• Records supplied

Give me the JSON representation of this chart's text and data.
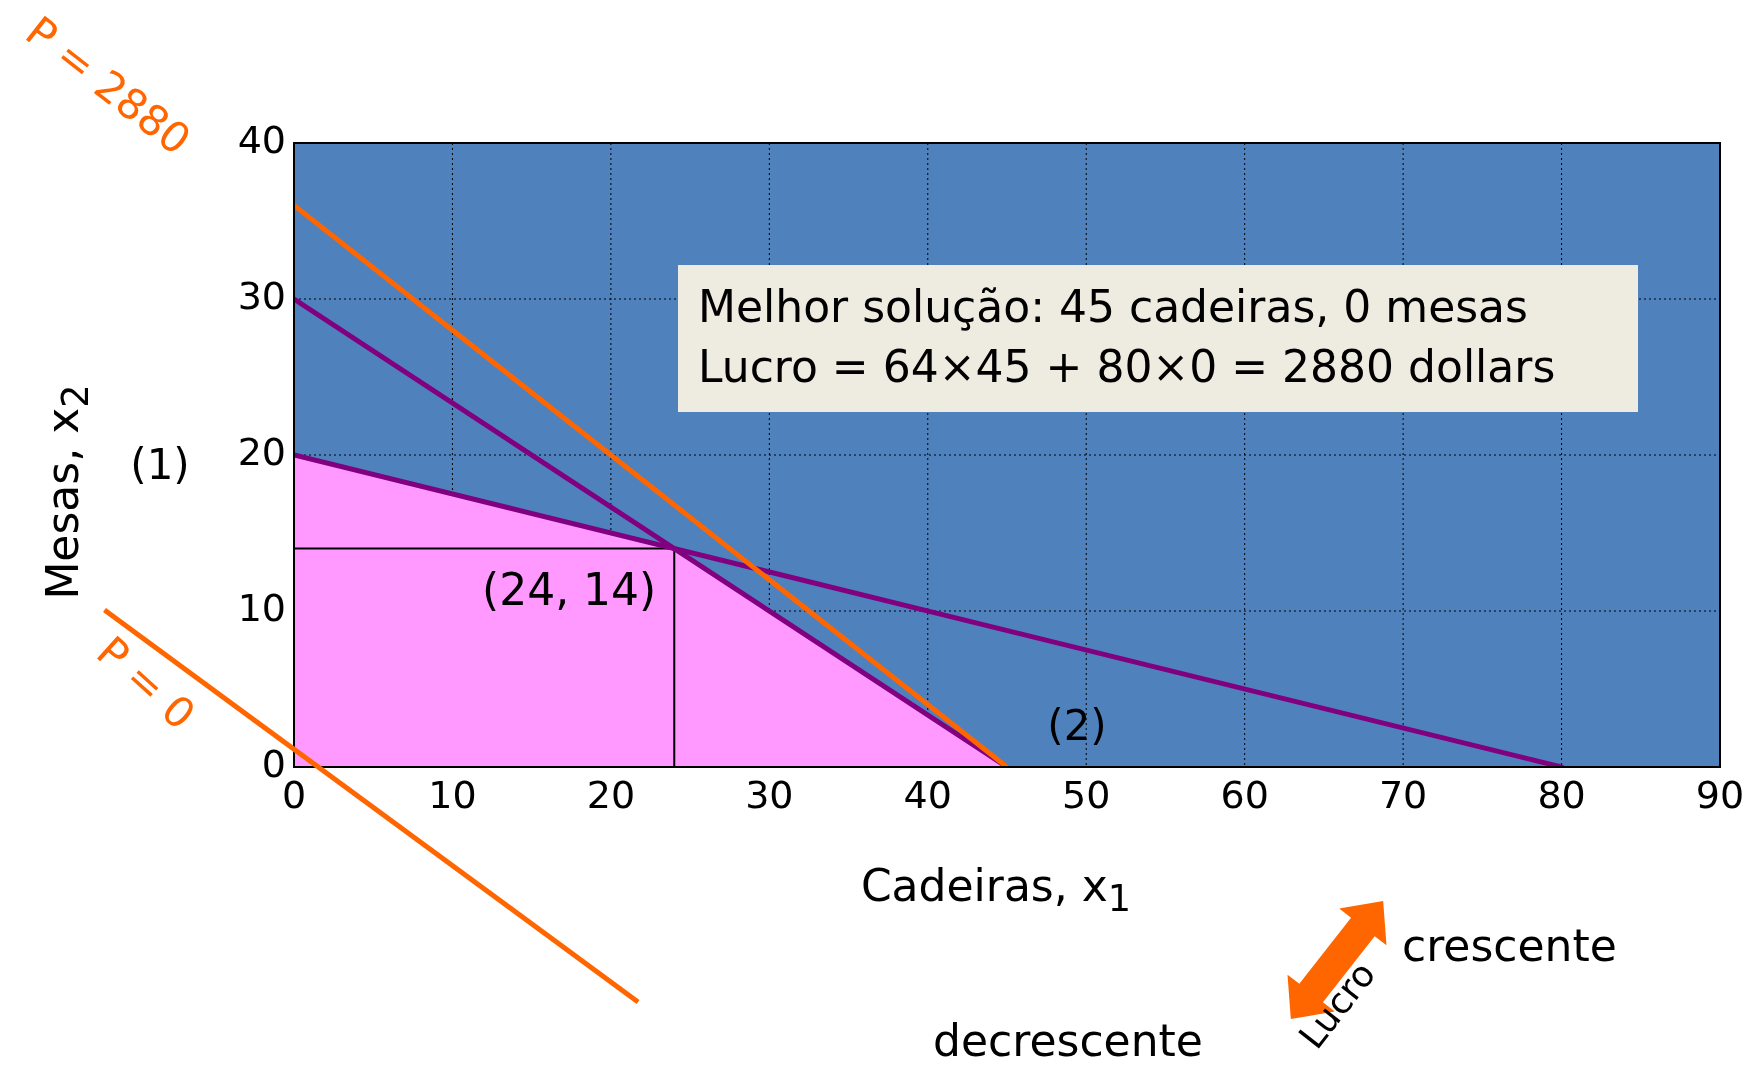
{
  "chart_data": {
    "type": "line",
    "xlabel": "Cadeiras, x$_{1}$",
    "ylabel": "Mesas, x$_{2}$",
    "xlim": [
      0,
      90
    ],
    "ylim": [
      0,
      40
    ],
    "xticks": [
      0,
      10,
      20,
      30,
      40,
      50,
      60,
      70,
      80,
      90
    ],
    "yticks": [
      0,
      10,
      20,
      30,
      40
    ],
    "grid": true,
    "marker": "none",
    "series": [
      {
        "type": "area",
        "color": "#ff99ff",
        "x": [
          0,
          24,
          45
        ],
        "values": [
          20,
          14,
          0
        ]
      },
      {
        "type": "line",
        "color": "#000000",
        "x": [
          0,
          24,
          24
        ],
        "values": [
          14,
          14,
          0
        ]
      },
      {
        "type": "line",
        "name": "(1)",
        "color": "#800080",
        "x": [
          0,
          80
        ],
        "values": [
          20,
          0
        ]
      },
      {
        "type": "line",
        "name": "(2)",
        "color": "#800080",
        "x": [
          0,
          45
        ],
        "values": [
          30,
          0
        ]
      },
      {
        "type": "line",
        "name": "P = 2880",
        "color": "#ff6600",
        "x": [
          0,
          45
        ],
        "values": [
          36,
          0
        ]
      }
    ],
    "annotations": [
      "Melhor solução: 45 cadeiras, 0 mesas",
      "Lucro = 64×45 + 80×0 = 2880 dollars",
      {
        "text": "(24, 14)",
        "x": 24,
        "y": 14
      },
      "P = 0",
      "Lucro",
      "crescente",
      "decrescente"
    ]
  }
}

• What is expected
Quote every line of the records above exactly; no picture is to be copied.

• Solution to this problem
Give me the JSON representation of this chart's text and data.
{
  "chart_data": {
    "type": "line",
    "xlabel": "Cadeiras, x$_{1}$",
    "ylabel": "Mesas, x$_{2}$",
    "xlim": [
      0,
      90
    ],
    "ylim": [
      0,
      40
    ],
    "xticks": [
      0,
      10,
      20,
      30,
      40,
      50,
      60,
      70,
      80,
      90
    ],
    "yticks": [
      0,
      10,
      20,
      30,
      40
    ],
    "grid": true,
    "marker": "none",
    "series": [
      {
        "type": "area",
        "color": "#ff99ff",
        "x": [
          0,
          24,
          45
        ],
        "values": [
          20,
          14,
          0
        ]
      },
      {
        "type": "line",
        "color": "#000000",
        "x": [
          0,
          24,
          24
        ],
        "values": [
          14,
          14,
          0
        ]
      },
      {
        "type": "line",
        "name": "(1)",
        "color": "#800080",
        "x": [
          0,
          80
        ],
        "values": [
          20,
          0
        ]
      },
      {
        "type": "line",
        "name": "(2)",
        "color": "#800080",
        "x": [
          0,
          45
        ],
        "values": [
          30,
          0
        ]
      },
      {
        "type": "line",
        "name": "P = 2880",
        "color": "#ff6600",
        "x": [
          0,
          45
        ],
        "values": [
          36,
          0
        ]
      }
    ],
    "annotations": [
      "Melhor solução: 45 cadeiras, 0 mesas",
      "Lucro = 64×45 + 80×0 = 2880 dollars",
      {
        "text": "(24, 14)",
        "x": 24,
        "y": 14
      },
      "P = 0",
      "Lucro",
      "crescente",
      "decrescente"
    ]
  }
}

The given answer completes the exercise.